* [Figure dataset records]
◇ ◇ ◇
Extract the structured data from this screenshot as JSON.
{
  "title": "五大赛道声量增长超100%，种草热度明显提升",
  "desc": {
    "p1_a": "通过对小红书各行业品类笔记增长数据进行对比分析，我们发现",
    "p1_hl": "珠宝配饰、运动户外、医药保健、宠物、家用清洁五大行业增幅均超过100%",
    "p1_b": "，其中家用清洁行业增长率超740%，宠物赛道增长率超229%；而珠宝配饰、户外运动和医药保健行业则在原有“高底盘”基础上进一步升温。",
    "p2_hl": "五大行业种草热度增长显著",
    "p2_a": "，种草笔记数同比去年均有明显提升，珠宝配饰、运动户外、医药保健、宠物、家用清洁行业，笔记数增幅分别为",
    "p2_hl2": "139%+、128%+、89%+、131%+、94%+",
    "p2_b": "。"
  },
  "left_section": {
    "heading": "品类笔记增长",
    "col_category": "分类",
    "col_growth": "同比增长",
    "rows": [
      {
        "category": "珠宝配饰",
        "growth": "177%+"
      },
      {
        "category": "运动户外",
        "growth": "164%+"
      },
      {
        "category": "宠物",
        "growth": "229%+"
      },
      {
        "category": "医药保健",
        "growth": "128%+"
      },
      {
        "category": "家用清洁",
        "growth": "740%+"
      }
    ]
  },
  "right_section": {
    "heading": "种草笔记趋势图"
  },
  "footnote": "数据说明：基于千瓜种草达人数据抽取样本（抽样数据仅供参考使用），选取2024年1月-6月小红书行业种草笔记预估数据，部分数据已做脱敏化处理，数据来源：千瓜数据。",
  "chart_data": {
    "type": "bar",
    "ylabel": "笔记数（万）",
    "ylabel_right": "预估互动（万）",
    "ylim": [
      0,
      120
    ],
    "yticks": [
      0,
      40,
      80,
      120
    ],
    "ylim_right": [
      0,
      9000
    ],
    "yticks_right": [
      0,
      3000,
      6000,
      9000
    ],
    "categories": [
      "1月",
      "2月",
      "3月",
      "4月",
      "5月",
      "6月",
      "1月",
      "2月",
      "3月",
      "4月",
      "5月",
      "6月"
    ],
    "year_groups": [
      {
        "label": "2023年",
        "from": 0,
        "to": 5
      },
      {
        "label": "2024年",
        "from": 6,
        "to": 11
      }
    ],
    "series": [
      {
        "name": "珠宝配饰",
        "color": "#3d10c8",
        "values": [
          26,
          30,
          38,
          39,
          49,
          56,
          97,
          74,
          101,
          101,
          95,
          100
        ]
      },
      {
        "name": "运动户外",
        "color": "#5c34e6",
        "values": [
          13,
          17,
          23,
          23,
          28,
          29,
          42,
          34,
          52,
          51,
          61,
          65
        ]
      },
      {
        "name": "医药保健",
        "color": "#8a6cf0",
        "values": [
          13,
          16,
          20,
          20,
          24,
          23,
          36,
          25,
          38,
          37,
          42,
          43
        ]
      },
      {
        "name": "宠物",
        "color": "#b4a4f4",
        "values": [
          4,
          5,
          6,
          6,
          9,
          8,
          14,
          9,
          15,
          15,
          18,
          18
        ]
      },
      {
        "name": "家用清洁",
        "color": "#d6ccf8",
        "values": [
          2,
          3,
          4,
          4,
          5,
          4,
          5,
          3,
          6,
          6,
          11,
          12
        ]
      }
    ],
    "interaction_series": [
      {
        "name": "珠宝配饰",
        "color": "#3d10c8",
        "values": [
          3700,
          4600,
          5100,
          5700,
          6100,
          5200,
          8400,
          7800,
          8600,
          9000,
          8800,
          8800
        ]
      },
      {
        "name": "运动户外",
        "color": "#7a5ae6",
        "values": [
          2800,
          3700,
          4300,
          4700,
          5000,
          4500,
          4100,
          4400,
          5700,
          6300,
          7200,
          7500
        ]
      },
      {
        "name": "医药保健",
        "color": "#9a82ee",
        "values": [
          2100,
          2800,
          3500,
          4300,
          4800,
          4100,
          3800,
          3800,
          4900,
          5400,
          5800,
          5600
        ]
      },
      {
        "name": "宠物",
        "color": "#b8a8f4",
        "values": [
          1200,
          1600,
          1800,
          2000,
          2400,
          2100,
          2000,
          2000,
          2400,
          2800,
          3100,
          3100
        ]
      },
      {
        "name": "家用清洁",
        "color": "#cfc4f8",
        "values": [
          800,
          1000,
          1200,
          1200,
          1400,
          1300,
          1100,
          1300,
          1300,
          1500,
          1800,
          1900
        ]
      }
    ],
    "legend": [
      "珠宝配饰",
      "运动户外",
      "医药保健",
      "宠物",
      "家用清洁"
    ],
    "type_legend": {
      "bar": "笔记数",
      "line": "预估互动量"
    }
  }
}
◇ ◇ ◇
* [Short problem] Every entry above should be retyped exactly as shown.

* [Answer to the problem]
Extract the structured data from this screenshot as JSON.
{
  "title": "五大赛道声量增长超100%，种草热度明显提升",
  "desc": {
    "p1_a": "通过对小红书各行业品类笔记增长数据进行对比分析，我们发现",
    "p1_hl": "珠宝配饰、运动户外、医药保健、宠物、家用清洁五大行业增幅均超过100%",
    "p1_b": "，其中家用清洁行业增长率超740%，宠物赛道增长率超229%；而珠宝配饰、户外运动和医药保健行业则在原有“高底盘”基础上进一步升温。",
    "p2_hl": "五大行业种草热度增长显著",
    "p2_a": "，种草笔记数同比去年均有明显提升，珠宝配饰、运动户外、医药保健、宠物、家用清洁行业，笔记数增幅分别为",
    "p2_hl2": "139%+、128%+、89%+、131%+、94%+",
    "p2_b": "。"
  },
  "left_section": {
    "heading": "品类笔记增长",
    "col_category": "分类",
    "col_growth": "同比增长",
    "rows": [
      {
        "category": "珠宝配饰",
        "growth": "177%+"
      },
      {
        "category": "运动户外",
        "growth": "164%+"
      },
      {
        "category": "宠物",
        "growth": "229%+"
      },
      {
        "category": "医药保健",
        "growth": "128%+"
      },
      {
        "category": "家用清洁",
        "growth": "740%+"
      }
    ]
  },
  "right_section": {
    "heading": "种草笔记趋势图"
  },
  "footnote": "数据说明：基于千瓜种草达人数据抽取样本（抽样数据仅供参考使用），选取2024年1月-6月小红书行业种草笔记预估数据，部分数据已做脱敏化处理，数据来源：千瓜数据。",
  "chart_data": {
    "type": "bar",
    "ylabel": "笔记数（万）",
    "ylabel_right": "预估互动（万）",
    "ylim": [
      0,
      120
    ],
    "yticks": [
      0,
      40,
      80,
      120
    ],
    "ylim_right": [
      0,
      9000
    ],
    "yticks_right": [
      0,
      3000,
      6000,
      9000
    ],
    "categories": [
      "1月",
      "2月",
      "3月",
      "4月",
      "5月",
      "6月",
      "1月",
      "2月",
      "3月",
      "4月",
      "5月",
      "6月"
    ],
    "year_groups": [
      {
        "label": "2023年",
        "from": 0,
        "to": 5
      },
      {
        "label": "2024年",
        "from": 6,
        "to": 11
      }
    ],
    "series": [
      {
        "name": "珠宝配饰",
        "color": "#3d10c8",
        "values": [
          26,
          30,
          38,
          39,
          49,
          56,
          97,
          74,
          101,
          101,
          95,
          100
        ]
      },
      {
        "name": "运动户外",
        "color": "#5c34e6",
        "values": [
          13,
          17,
          23,
          23,
          28,
          29,
          42,
          34,
          52,
          51,
          61,
          65
        ]
      },
      {
        "name": "医药保健",
        "color": "#8a6cf0",
        "values": [
          13,
          16,
          20,
          20,
          24,
          23,
          36,
          25,
          38,
          37,
          42,
          43
        ]
      },
      {
        "name": "宠物",
        "color": "#b4a4f4",
        "values": [
          4,
          5,
          6,
          6,
          9,
          8,
          14,
          9,
          15,
          15,
          18,
          18
        ]
      },
      {
        "name": "家用清洁",
        "color": "#d6ccf8",
        "values": [
          2,
          3,
          4,
          4,
          5,
          4,
          5,
          3,
          6,
          6,
          11,
          12
        ]
      }
    ],
    "interaction_series": [
      {
        "name": "珠宝配饰",
        "color": "#3d10c8",
        "values": [
          3700,
          4600,
          5100,
          5700,
          6100,
          5200,
          8400,
          7800,
          8600,
          9000,
          8800,
          8800
        ]
      },
      {
        "name": "运动户外",
        "color": "#7a5ae6",
        "values": [
          2800,
          3700,
          4300,
          4700,
          5000,
          4500,
          4100,
          4400,
          5700,
          6300,
          7200,
          7500
        ]
      },
      {
        "name": "医药保健",
        "color": "#9a82ee",
        "values": [
          2100,
          2800,
          3500,
          4300,
          4800,
          4100,
          3800,
          3800,
          4900,
          5400,
          5800,
          5600
        ]
      },
      {
        "name": "宠物",
        "color": "#b8a8f4",
        "values": [
          1200,
          1600,
          1800,
          2000,
          2400,
          2100,
          2000,
          2000,
          2400,
          2800,
          3100,
          3100
        ]
      },
      {
        "name": "家用清洁",
        "color": "#cfc4f8",
        "values": [
          800,
          1000,
          1200,
          1200,
          1400,
          1300,
          1100,
          1300,
          1300,
          1500,
          1800,
          1900
        ]
      }
    ],
    "legend": [
      "珠宝配饰",
      "运动户外",
      "医药保健",
      "宠物",
      "家用清洁"
    ],
    "type_legend": {
      "bar": "笔记数",
      "line": "预估互动量"
    }
  }
}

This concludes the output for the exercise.